- _Records to use_
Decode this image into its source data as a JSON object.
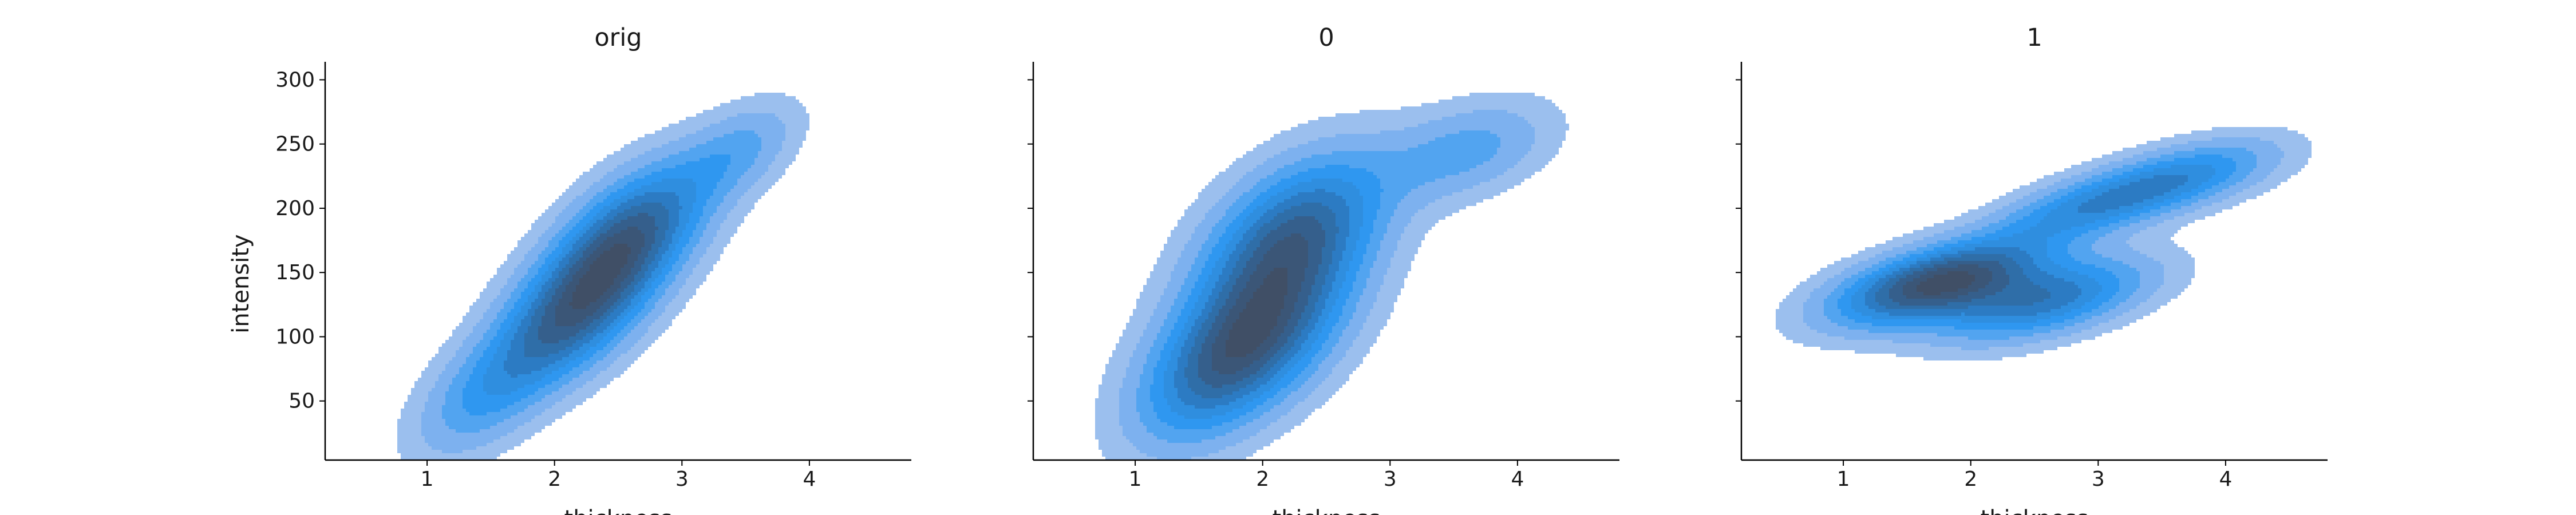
{
  "chart_data": [
    {
      "type": "kde2d",
      "title": "orig",
      "xlabel": "thickness",
      "ylabel": "intensity",
      "xlim": [
        0.2,
        4.8
      ],
      "ylim": [
        4,
        314
      ],
      "xticks": [
        1,
        2,
        3,
        4
      ],
      "yticks": [
        50,
        100,
        150,
        200,
        250,
        300
      ],
      "show_ytick_labels": true,
      "color": "#3b93e6",
      "grid": false,
      "modes": [
        {
          "x": 2.15,
          "y": 118,
          "weight": 1.0
        },
        {
          "x": 2.6,
          "y": 180,
          "weight": 1.0
        }
      ]
    },
    {
      "type": "kde2d",
      "title": "0",
      "xlabel": "thickness",
      "ylabel": "",
      "xlim": [
        0.2,
        4.8
      ],
      "ylim": [
        4,
        314
      ],
      "xticks": [
        1,
        2,
        3,
        4
      ],
      "yticks": [
        50,
        100,
        150,
        200,
        250,
        300
      ],
      "show_ytick_labels": false,
      "color": "#3b93e6",
      "grid": false,
      "modes": [
        {
          "x": 1.95,
          "y": 103,
          "weight": 1.0
        },
        {
          "x": 2.25,
          "y": 180,
          "weight": 1.0
        }
      ]
    },
    {
      "type": "kde2d",
      "title": "1",
      "xlabel": "thickness",
      "ylabel": "",
      "xlim": [
        0.2,
        4.8
      ],
      "ylim": [
        4,
        314
      ],
      "xticks": [
        1,
        2,
        3,
        4
      ],
      "yticks": [
        50,
        100,
        150,
        200,
        250,
        300
      ],
      "show_ytick_labels": false,
      "color": "#3b93e6",
      "grid": false,
      "modes": [
        {
          "x": 1.75,
          "y": 142,
          "weight": 1.0
        },
        {
          "x": 2.6,
          "y": 128,
          "weight": 0.6
        }
      ]
    }
  ]
}
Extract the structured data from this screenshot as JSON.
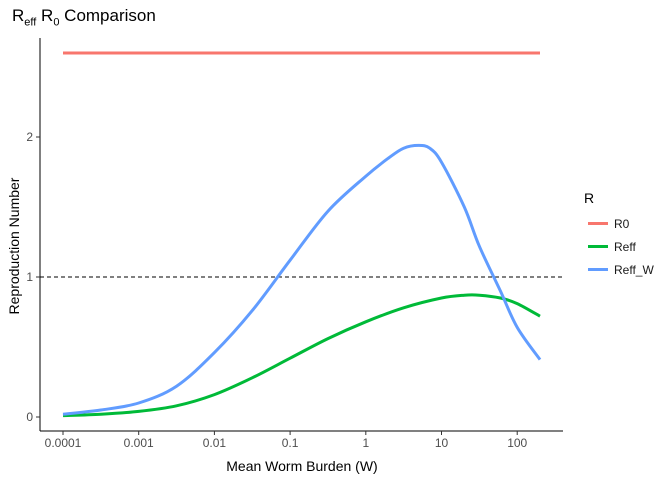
{
  "chart_data": {
    "type": "line",
    "title_main": "R",
    "title_sub1": "eff",
    "title_mid": " R",
    "title_sub2": "0",
    "title_tail": " Comparison",
    "xlabel": "Mean Worm Burden (W)",
    "ylabel": "Reproduction Number",
    "x_scale": "log10",
    "xlim": [
      0.0001,
      200
    ],
    "ylim": [
      0,
      2.6
    ],
    "x_ticks": [
      {
        "value": 0.0001,
        "label": "0.0001"
      },
      {
        "value": 0.001,
        "label": "0.001"
      },
      {
        "value": 0.01,
        "label": "0.01"
      },
      {
        "value": 0.1,
        "label": "0.1"
      },
      {
        "value": 1,
        "label": "1"
      },
      {
        "value": 10,
        "label": "10"
      },
      {
        "value": 100,
        "label": "100"
      }
    ],
    "y_ticks": [
      {
        "value": 0,
        "label": "0"
      },
      {
        "value": 1,
        "label": "1"
      },
      {
        "value": 2,
        "label": "2"
      }
    ],
    "reference_line": {
      "y": 1,
      "style": "dashed"
    },
    "grid": false,
    "legend": {
      "title": "R",
      "position": "right"
    },
    "series": [
      {
        "name": "R0",
        "color": "#F8766D",
        "points": [
          [
            0.0001,
            2.6
          ],
          [
            200,
            2.6
          ]
        ]
      },
      {
        "name": "Reff",
        "color": "#00BA38",
        "points": [
          [
            0.0001,
            0.01
          ],
          [
            0.000316,
            0.02
          ],
          [
            0.001,
            0.04
          ],
          [
            0.00316,
            0.08
          ],
          [
            0.01,
            0.16
          ],
          [
            0.0316,
            0.28
          ],
          [
            0.1,
            0.42
          ],
          [
            0.316,
            0.56
          ],
          [
            1,
            0.68
          ],
          [
            3.16,
            0.78
          ],
          [
            10,
            0.85
          ],
          [
            20,
            0.87
          ],
          [
            31.6,
            0.87
          ],
          [
            60,
            0.85
          ],
          [
            100,
            0.81
          ],
          [
            200,
            0.72
          ]
        ]
      },
      {
        "name": "Reff_W",
        "color": "#619CFF",
        "points": [
          [
            0.0001,
            0.02
          ],
          [
            0.000316,
            0.05
          ],
          [
            0.001,
            0.1
          ],
          [
            0.00316,
            0.22
          ],
          [
            0.01,
            0.46
          ],
          [
            0.0316,
            0.76
          ],
          [
            0.1,
            1.12
          ],
          [
            0.316,
            1.47
          ],
          [
            1,
            1.72
          ],
          [
            2,
            1.85
          ],
          [
            3.16,
            1.92
          ],
          [
            5,
            1.94
          ],
          [
            7,
            1.92
          ],
          [
            10,
            1.82
          ],
          [
            20,
            1.5
          ],
          [
            31.6,
            1.22
          ],
          [
            60,
            0.9
          ],
          [
            100,
            0.64
          ],
          [
            200,
            0.41
          ]
        ]
      }
    ]
  }
}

- _Job_
Reproduce the material above in full and without alteration, but skip all pictures.

- _Written solution_
Decode this image into its source data as a JSON object.
{
  "chart_data": [
    {
      "type": "kde2d",
      "title": "orig",
      "xlabel": "thickness",
      "ylabel": "intensity",
      "xlim": [
        0.2,
        4.8
      ],
      "ylim": [
        4,
        314
      ],
      "xticks": [
        1,
        2,
        3,
        4
      ],
      "yticks": [
        50,
        100,
        150,
        200,
        250,
        300
      ],
      "show_ytick_labels": true,
      "color": "#3b93e6",
      "grid": false,
      "modes": [
        {
          "x": 2.15,
          "y": 118,
          "weight": 1.0
        },
        {
          "x": 2.6,
          "y": 180,
          "weight": 1.0
        }
      ]
    },
    {
      "type": "kde2d",
      "title": "0",
      "xlabel": "thickness",
      "ylabel": "",
      "xlim": [
        0.2,
        4.8
      ],
      "ylim": [
        4,
        314
      ],
      "xticks": [
        1,
        2,
        3,
        4
      ],
      "yticks": [
        50,
        100,
        150,
        200,
        250,
        300
      ],
      "show_ytick_labels": false,
      "color": "#3b93e6",
      "grid": false,
      "modes": [
        {
          "x": 1.95,
          "y": 103,
          "weight": 1.0
        },
        {
          "x": 2.25,
          "y": 180,
          "weight": 1.0
        }
      ]
    },
    {
      "type": "kde2d",
      "title": "1",
      "xlabel": "thickness",
      "ylabel": "",
      "xlim": [
        0.2,
        4.8
      ],
      "ylim": [
        4,
        314
      ],
      "xticks": [
        1,
        2,
        3,
        4
      ],
      "yticks": [
        50,
        100,
        150,
        200,
        250,
        300
      ],
      "show_ytick_labels": false,
      "color": "#3b93e6",
      "grid": false,
      "modes": [
        {
          "x": 1.75,
          "y": 142,
          "weight": 1.0
        },
        {
          "x": 2.6,
          "y": 128,
          "weight": 0.6
        }
      ]
    }
  ]
}
Extract the structured data from this screenshot as JSON.
{
  "chart_data": {
    "type": "line",
    "title_main": "R",
    "title_sub1": "eff",
    "title_mid": " R",
    "title_sub2": "0",
    "title_tail": " Comparison",
    "xlabel": "Mean Worm Burden (W)",
    "ylabel": "Reproduction Number",
    "x_scale": "log10",
    "xlim": [
      0.0001,
      200
    ],
    "ylim": [
      0,
      2.6
    ],
    "x_ticks": [
      {
        "value": 0.0001,
        "label": "0.0001"
      },
      {
        "value": 0.001,
        "label": "0.001"
      },
      {
        "value": 0.01,
        "label": "0.01"
      },
      {
        "value": 0.1,
        "label": "0.1"
      },
      {
        "value": 1,
        "label": "1"
      },
      {
        "value": 10,
        "label": "10"
      },
      {
        "value": 100,
        "label": "100"
      }
    ],
    "y_ticks": [
      {
        "value": 0,
        "label": "0"
      },
      {
        "value": 1,
        "label": "1"
      },
      {
        "value": 2,
        "label": "2"
      }
    ],
    "reference_line": {
      "y": 1,
      "style": "dashed"
    },
    "grid": false,
    "legend": {
      "title": "R",
      "position": "right"
    },
    "series": [
      {
        "name": "R0",
        "color": "#F8766D",
        "points": [
          [
            0.0001,
            2.6
          ],
          [
            200,
            2.6
          ]
        ]
      },
      {
        "name": "Reff",
        "color": "#00BA38",
        "points": [
          [
            0.0001,
            0.01
          ],
          [
            0.000316,
            0.02
          ],
          [
            0.001,
            0.04
          ],
          [
            0.00316,
            0.08
          ],
          [
            0.01,
            0.16
          ],
          [
            0.0316,
            0.28
          ],
          [
            0.1,
            0.42
          ],
          [
            0.316,
            0.56
          ],
          [
            1,
            0.68
          ],
          [
            3.16,
            0.78
          ],
          [
            10,
            0.85
          ],
          [
            20,
            0.87
          ],
          [
            31.6,
            0.87
          ],
          [
            60,
            0.85
          ],
          [
            100,
            0.81
          ],
          [
            200,
            0.72
          ]
        ]
      },
      {
        "name": "Reff_W",
        "color": "#619CFF",
        "points": [
          [
            0.0001,
            0.02
          ],
          [
            0.000316,
            0.05
          ],
          [
            0.001,
            0.1
          ],
          [
            0.00316,
            0.22
          ],
          [
            0.01,
            0.46
          ],
          [
            0.0316,
            0.76
          ],
          [
            0.1,
            1.12
          ],
          [
            0.316,
            1.47
          ],
          [
            1,
            1.72
          ],
          [
            2,
            1.85
          ],
          [
            3.16,
            1.92
          ],
          [
            5,
            1.94
          ],
          [
            7,
            1.92
          ],
          [
            10,
            1.82
          ],
          [
            20,
            1.5
          ],
          [
            31.6,
            1.22
          ],
          [
            60,
            0.9
          ],
          [
            100,
            0.64
          ],
          [
            200,
            0.41
          ]
        ]
      }
    ]
  }
}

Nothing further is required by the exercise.